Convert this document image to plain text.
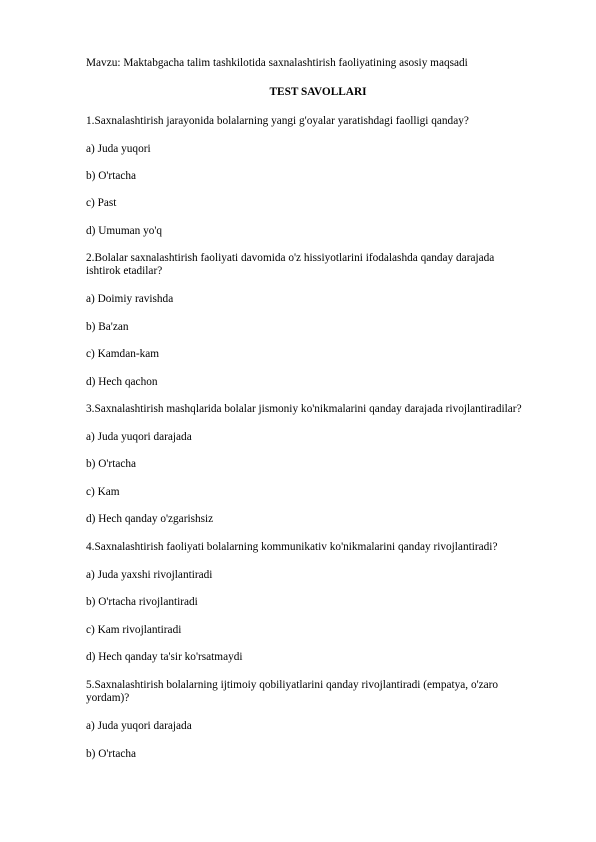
Mavzu: Maktabgacha talim tashkilotida saxnalashtirish faoliyatining asosiy maqsadi
TEST SAVOLLARI
1.Saxnalashtirish jarayonida bolalarning yangi g'oyalar yaratishdagi faolligi qanday?
a) Juda yuqori
b) O'rtacha
c) Past
d) Umuman yo'q
2.Bolalar saxnalashtirish faoliyati davomida o'z hissiyotlarini ifodalashda qanday darajada ishtirok etadilar?
a) Doimiy ravishda
b) Ba'zan
c) Kamdan-kam
d) Hech qachon
3.Saxnalashtirish mashqlarida bolalar jismoniy ko'nikmalarini qanday darajada rivojlantiradilar?
a) Juda yuqori darajada
b) O'rtacha
c) Kam
d) Hech qanday o'zgarishsiz
4.Saxnalashtirish faoliyati bolalarning kommunikativ ko'nikmalarini qanday rivojlantiradi?
a) Juda yaxshi rivojlantiradi
b) O'rtacha rivojlantiradi
c) Kam rivojlantiradi
d) Hech qanday ta'sir ko'rsatmaydi
5.Saxnalashtirish bolalarning ijtimoiy qobiliyatlarini qanday rivojlantiradi (empatya, o'zaro yordam)?
a) Juda yuqori darajada
b) O'rtacha
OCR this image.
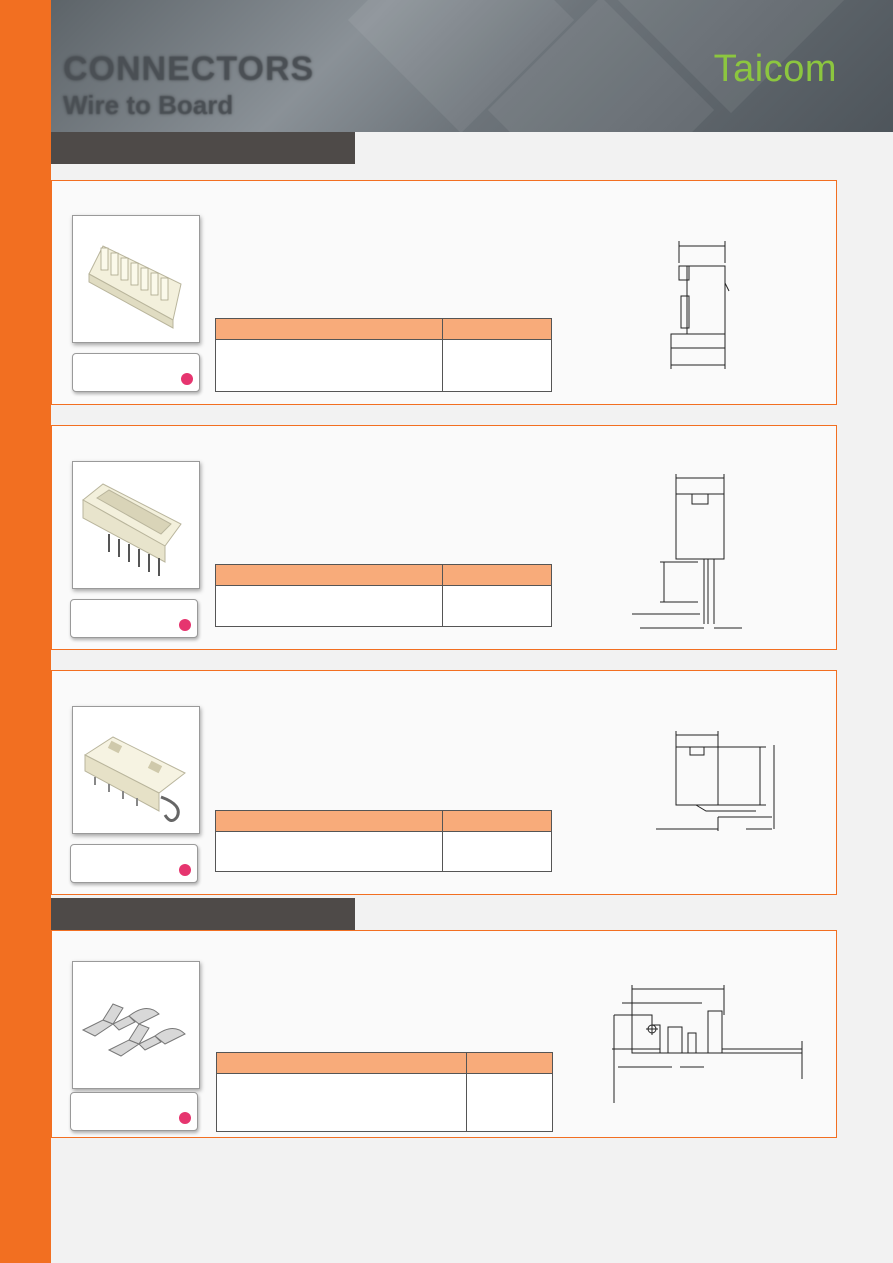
CONNECTORS
Wire to Board
Taicom
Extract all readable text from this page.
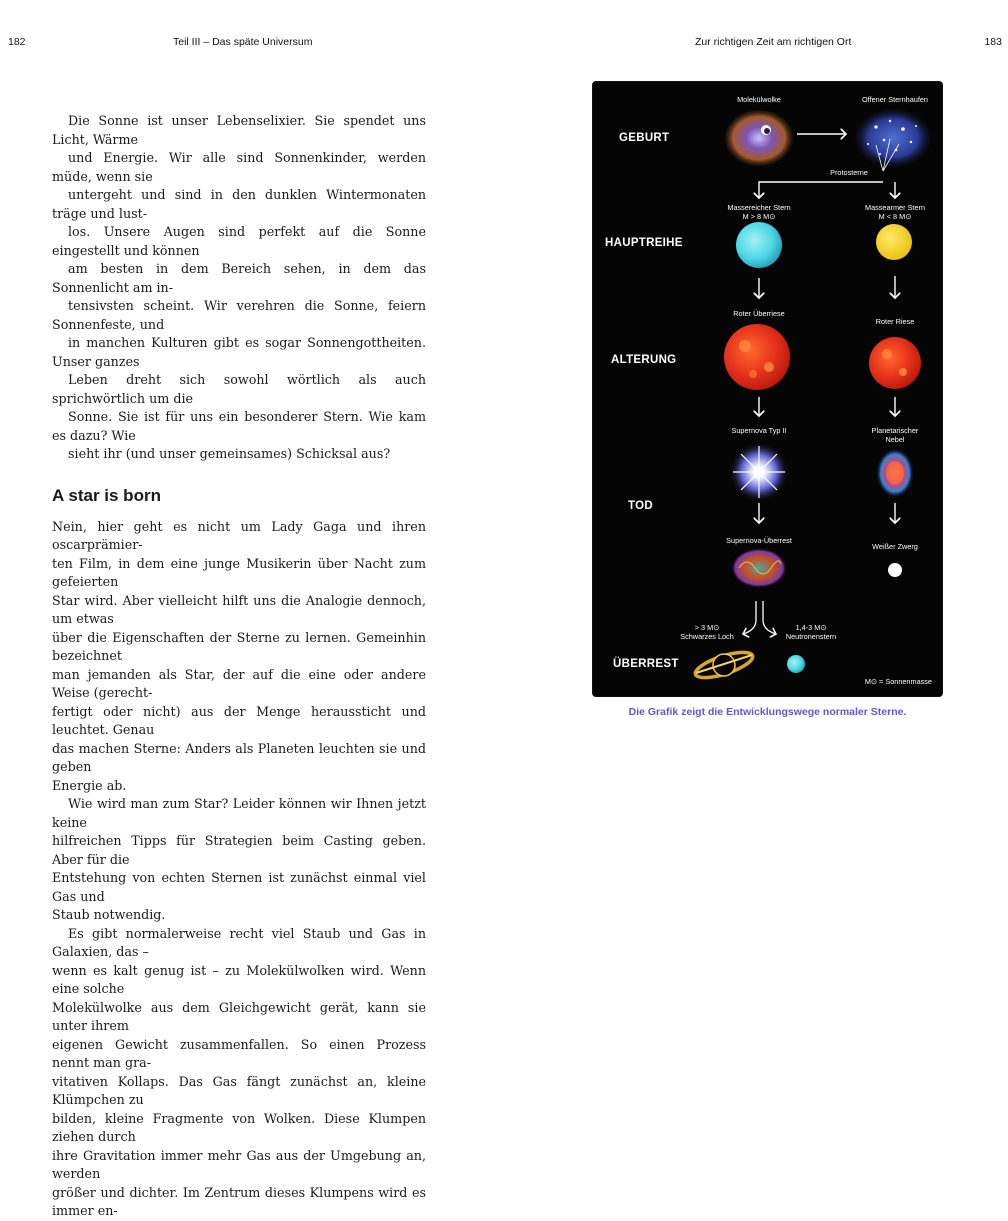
182	Teil III – Das späte Universum	Zur richtigen Zeit am richtigen Ort	183
Die Sonne ist unser Lebenselixier. Sie spendet uns Licht, Wärme
und Energie. Wir alle sind Sonnenkinder, werden müde, wenn sie
untergeht und sind in den dunklen Wintermonaten träge und lust-
los. Unsere Augen sind perfekt auf die Sonne eingestellt und können
am besten in dem Bereich sehen, in dem das Sonnenlicht am in-
tensivsten scheint. Wir verehren die Sonne, feiern Sonnenfeste, und
in manchen Kulturen gibt es sogar Sonnengottheiten. Unser ganzes
Leben dreht sich sowohl wörtlich als auch sprichwörtlich um die
Sonne. Sie ist für uns ein besonderer Stern. Wie kam es dazu? Wie
sieht ihr (und unser gemeinsames) Schicksal aus?
A star is born
Nein, hier geht es nicht um Lady Gaga und ihren oscarprämier-
ten Film, in dem eine junge Musikerin über Nacht zum gefeierten
Star wird. Aber vielleicht hilft uns die Analogie dennoch, um etwas
über die Eigenschaften der Sterne zu lernen. Gemeinhin bezeichnet
man jemanden als Star, der auf die eine oder andere Weise (gerecht-
fertigt oder nicht) aus der Menge heraussticht und leuchtet. Genau
das machen Sterne: Anders als Planeten leuchten sie und geben
Energie ab.
Wie wird man zum Star? Leider können wir Ihnen jetzt keine
hilfreichen Tipps für Strategien beim Casting geben. Aber für die
Entstehung von echten Sternen ist zunächst einmal viel Gas und
Staub notwendig.
Es gibt normalerweise recht viel Staub und Gas in Galaxien, das –
wenn es kalt genug ist – zu Molekülwolken wird. Wenn eine solche
Molekülwolke aus dem Gleichgewicht gerät, kann sie unter ihrem
eigenen Gewicht zusammenfallen. So einen Prozess nennt man gra-
vitativen Kollaps. Das Gas fängt zunächst an, kleine Klümpchen zu
bilden, kleine Fragmente von Wolken. Diese Klumpen ziehen durch
ihre Gravitation immer mehr Gas aus der Umgebung an, werden
größer und dichter. Im Zentrum dieses Klumpens wird es immer en-
GEBURT
HAUPTREIHE
ALTERUNG
TOD
ÜBERREST
Molekülwolke	Offener Sternhaufen
Protosterne
Massereicher Stern
M > 8 M⊙
Massearmer Stern
M < 8 M⊙
Roter Überriese
Roter Riese
Supernova Typ II	Planetarischer
Nebel
Supernova-Überrest
Weißer Zwerg
> 3 M⊙
Schwarzes Loch
1,4-3 M⊙
Neutronenstern
M⊙ = Sonnenmasse
Die Grafik zeigt die Entwicklungswege normaler Sterne.
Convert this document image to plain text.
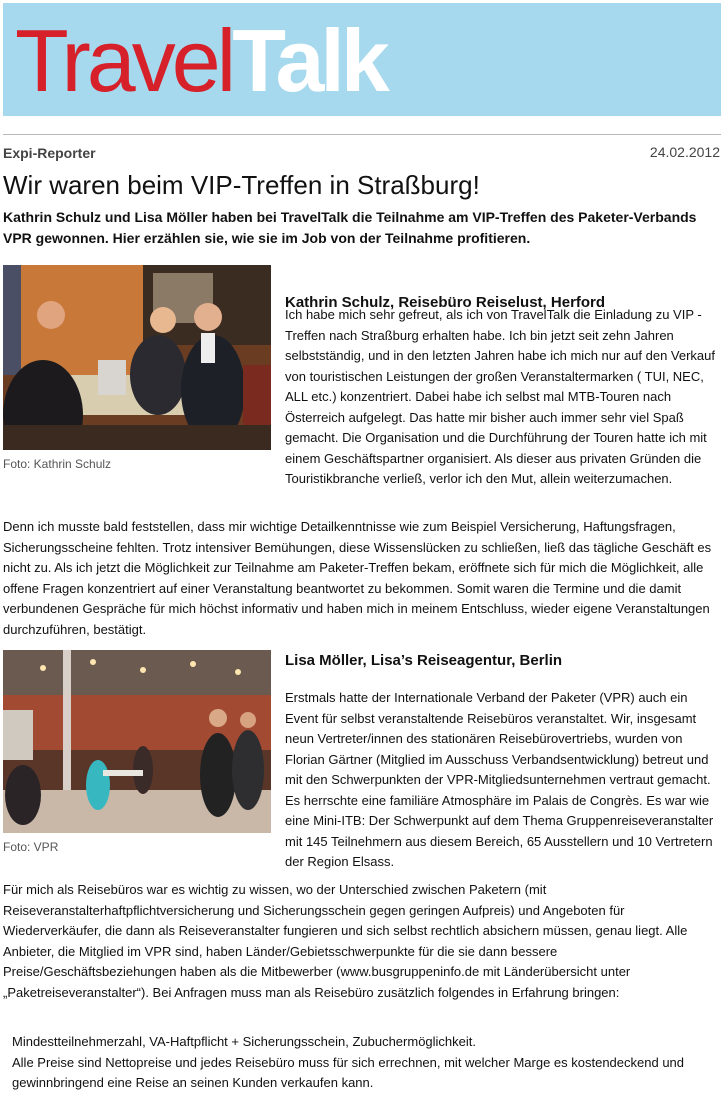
TravelTalk
Expi-Reporter	24.02.2012
Wir waren beim VIP-Treffen in Straßburg!

Kathrin Schulz und Lisa Möller haben bei TravelTalk die Teilnahme am VIP-Treffen des Paketer-Verbands VPR gewonnen. Hier erzählen sie, wie sie im Job von der Teilnahme profitieren.

Foto: Kathrin Schulz
Kathrin Schulz, Reisebüro Reiselust, Herford

Ich habe mich sehr gefreut, als ich von TravelTalk die Einladung zu VIP -Treffen nach Straßburg erhalten habe. Ich bin jetzt seit zehn Jahren selbstständig, und in den letzten Jahren habe ich mich nur auf den Verkauf von touristischen Leistungen der großen Veranstaltermarken ( TUI, NEC, ALL etc.) konzentriert. Dabei habe ich selbst mal MTB-Touren nach Österreich aufgelegt. Das hatte mir bisher auch immer sehr viel Spaß gemacht. Die Organisation und die Durchführung der Touren hatte ich mit einem Geschäftspartner organisiert. Als dieser aus privaten Gründen die Touristikbranche verließ, verlor ich den Mut, allein weiterzumachen.

Denn ich musste bald feststellen, dass mir wichtige Detailkenntnisse wie zum Beispiel Versicherung, Haftungsfragen, Sicherungsscheine fehlten. Trotz intensiver Bemühungen, diese Wissenslücken zu schließen, ließ das tägliche Geschäft es nicht zu. Als ich jetzt die Möglichkeit zur Teilnahme am Paketer-Treffen bekam, eröffnete sich für mich die Möglichkeit, alle offene Fragen konzentriert auf einer Veranstaltung beantwortet zu bekommen. Somit waren die Termine und die damit verbundenen Gespräche für mich höchst informativ und haben mich in meinem Entschluss, wieder eigene Veranstaltungen durchzuführen, bestätigt.

Foto: VPR
Lisa Möller, Lisa’s Reiseagentur, Berlin

Erstmals hatte der Internationale Verband der Paketer (VPR) auch ein Event für selbst veranstaltende Reisebüros veranstaltet. Wir, insgesamt neun Vertreter/innen des stationären Reisebürovertriebs, wurden von Florian Gärtner (Mitglied im Ausschuss Verbandsentwicklung) betreut und mit den Schwerpunkten der VPR-Mitgliedsunternehmen vertraut gemacht. Es herrschte eine familiäre Atmosphäre im Palais de Congrès. Es war wie eine Mini-ITB: Der Schwerpunkt auf dem Thema Gruppenreiseveranstalter mit 145 Teilnehmern aus diesem Bereich, 65 Ausstellern und 10 Vertretern der Region Elsass.

Für mich als Reisebüros war es wichtig zu wissen, wo der Unterschied zwischen Paketern (mit Reiseveranstalterhaftpflichtversicherung und Sicherungsschein gegen geringen Aufpreis) und Angeboten für Wiederverkäufer, die dann als Reiseveranstalter fungieren und sich selbst rechtlich absichern müssen, genau liegt. Alle Anbieter, die Mitglied im VPR sind, haben Länder/Gebietsschwerpunkte für die sie dann bessere Preise/Geschäftsbeziehungen haben als die Mitbewerber (www.busgruppeninfo.de mit Länderübersicht unter „Paketreiseveranstalter“). Bei Anfragen muss man als Reisebüro zusätzlich folgendes in Erfahrung bringen:

Mindestteilnehmerzahl, VA-Haftpflicht + Sicherungsschein, Zubuchermöglichkeit.
Alle Preise sind Nettopreise und jedes Reisebüro muss für sich errechnen, mit welcher Marge es kostendeckend und gewinnbringend eine Reise an seinen Kunden verkaufen kann.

━━━━━━━━━━━━━━━━━━━━

* **WHAT IS REQUIRED**
Which lines hold the string "Staub"? Copy all of them from the data above.

* **TASK SOLUTION**
Staub notwendig.
Es gibt normalerweise recht viel Staub und Gas in Galaxien, das –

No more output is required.